▼▼▼

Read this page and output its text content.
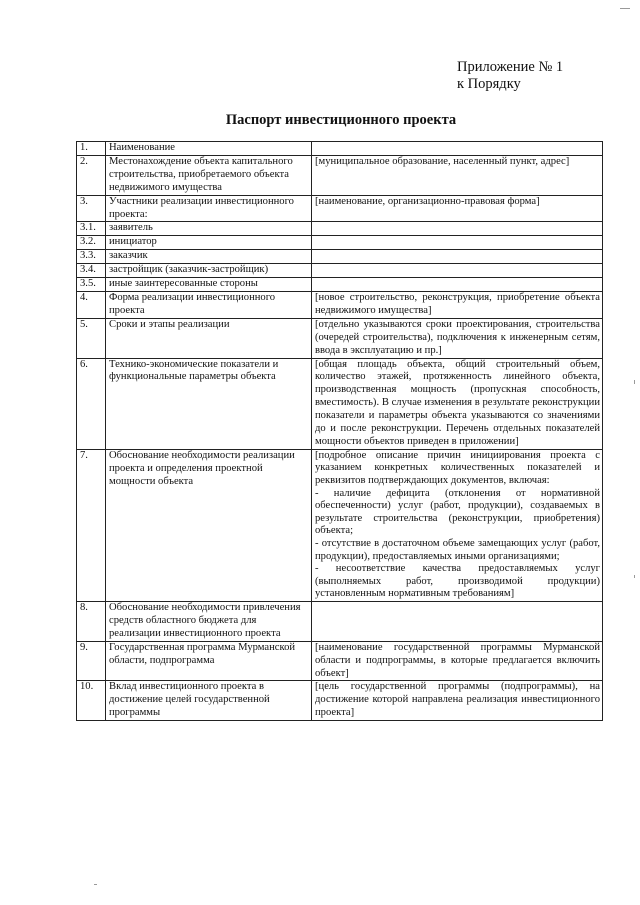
Приложение № 1
к Порядку
Паспорт инвестиционного проекта
1.	Наименование	
2.	Местонахождение объекта капитального строительства, приобретаемого объекта недвижимого имущества	[муниципальное образование, населенный пункт, адрес]
3.	Участники реализации инвестиционного проекта:	[наименование, организационно-правовая форма]
3.1.	заявитель	
3.2.	инициатор	
3.3.	заказчик	
3.4.	застройщик (заказчик-застройщик)	
3.5.	иные заинтересованные стороны	
4.	Форма реализации инвестиционного проекта	[новое строительство, реконструкция, приобретение объекта недвижимого имущества]
5.	Сроки и этапы реализации	[отдельно указываются сроки проектирования, строительства (очередей строительства), подключения к инженерным сетям, ввода в эксплуатацию и пр.]
6.	Технико-экономические показатели и функциональные параметры объекта	[общая площадь объекта, общий строительный объем, количество этажей, протяженность линейного объекта, производственная мощность (пропускная способность, вместимость). В случае изменения в результате реконструкции показатели и параметры объекта указываются со значениями до и после реконструкции. Перечень отдельных показателей мощности объектов приведен в приложении]
7.	Обоснование необходимости реализации проекта и определения проектной мощности объекта	[подробное описание причин инициирования проекта с указанием конкретных количественных показателей и реквизитов подтверждающих документов, включая:
- наличие дефицита (отклонения от нормативной обеспеченности) услуг (работ, продукции), создаваемых в результате строительства (реконструкции, приобретения) объекта;
- отсутствие в достаточном объеме замещающих услуг (работ, продукции), предоставляемых иными организациями;
- несоответствие качества предоставляемых услуг (выполняемых работ, производимой продукции) установленным нормативным требованиям]

8.	Обоснование необходимости привлечения средств областного бюджета для реализации инвестиционного проекта	
9.	Государственная программа Мурманской области, подпрограмма	[наименование государственной программы Мурманской области и подпрограммы, в которые предлагается включить объект]
10.	Вклад инвестиционного проекта в достижение целей государственной программы	[цель государственной программы (подпрограммы), на достижение которой направлена реализация инвестиционного проекта]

▲▲▲

▸ **INSTRUCTIONS TO FOLLOW**:
All of the material above should be reproduced exactly, except the pictures.

▸ **FULL ANSWER**:
Read this page and output its text content.
Приложение № 1
к Порядку
Паспорт инвестиционного проекта
1.	Наименование	
2.	Местонахождение объекта капитального строительства, приобретаемого объекта недвижимого имущества	[муниципальное образование, населенный пункт, адрес]
3.	Участники реализации инвестиционного проекта:	[наименование, организационно-правовая форма]
3.1.	заявитель	
3.2.	инициатор	
3.3.	заказчик	
3.4.	застройщик (заказчик-застройщик)	
3.5.	иные заинтересованные стороны	
4.	Форма реализации инвестиционного проекта	[новое строительство, реконструкция, приобретение объекта недвижимого имущества]
5.	Сроки и этапы реализации	[отдельно указываются сроки проектирования, строительства (очередей строительства), подключения к инженерным сетям, ввода в эксплуатацию и пр.]
6.	Технико-экономические показатели и функциональные параметры объекта	[общая площадь объекта, общий строительный объем, количество этажей, протяженность линейного объекта, производственная мощность (пропускная способность, вместимость). В случае изменения в результате реконструкции показатели и параметры объекта указываются со значениями до и после реконструкции. Перечень отдельных показателей мощности объектов приведен в приложении]
7.	Обоснование необходимости реализации проекта и определения проектной мощности объекта	[подробное описание причин инициирования проекта с указанием конкретных количественных показателей и реквизитов подтверждающих документов, включая:
- наличие дефицита (отклонения от нормативной обеспеченности) услуг (работ, продукции), создаваемых в результате строительства (реконструкции, приобретения) объекта;
- отсутствие в достаточном объеме замещающих услуг (работ, продукции), предоставляемых иными организациями;
- несоответствие качества предоставляемых услуг (выполняемых работ, производимой продукции) установленным нормативным требованиям]

8.	Обоснование необходимости привлечения средств областного бюджета для реализации инвестиционного проекта	
9.	Государственная программа Мурманской области, подпрограмма	[наименование государственной программы Мурманской области и подпрограммы, в которые предлагается включить объект]
10.	Вклад инвестиционного проекта в достижение целей государственной программы	[цель государственной программы (подпрограммы), на достижение которой направлена реализация инвестиционного проекта]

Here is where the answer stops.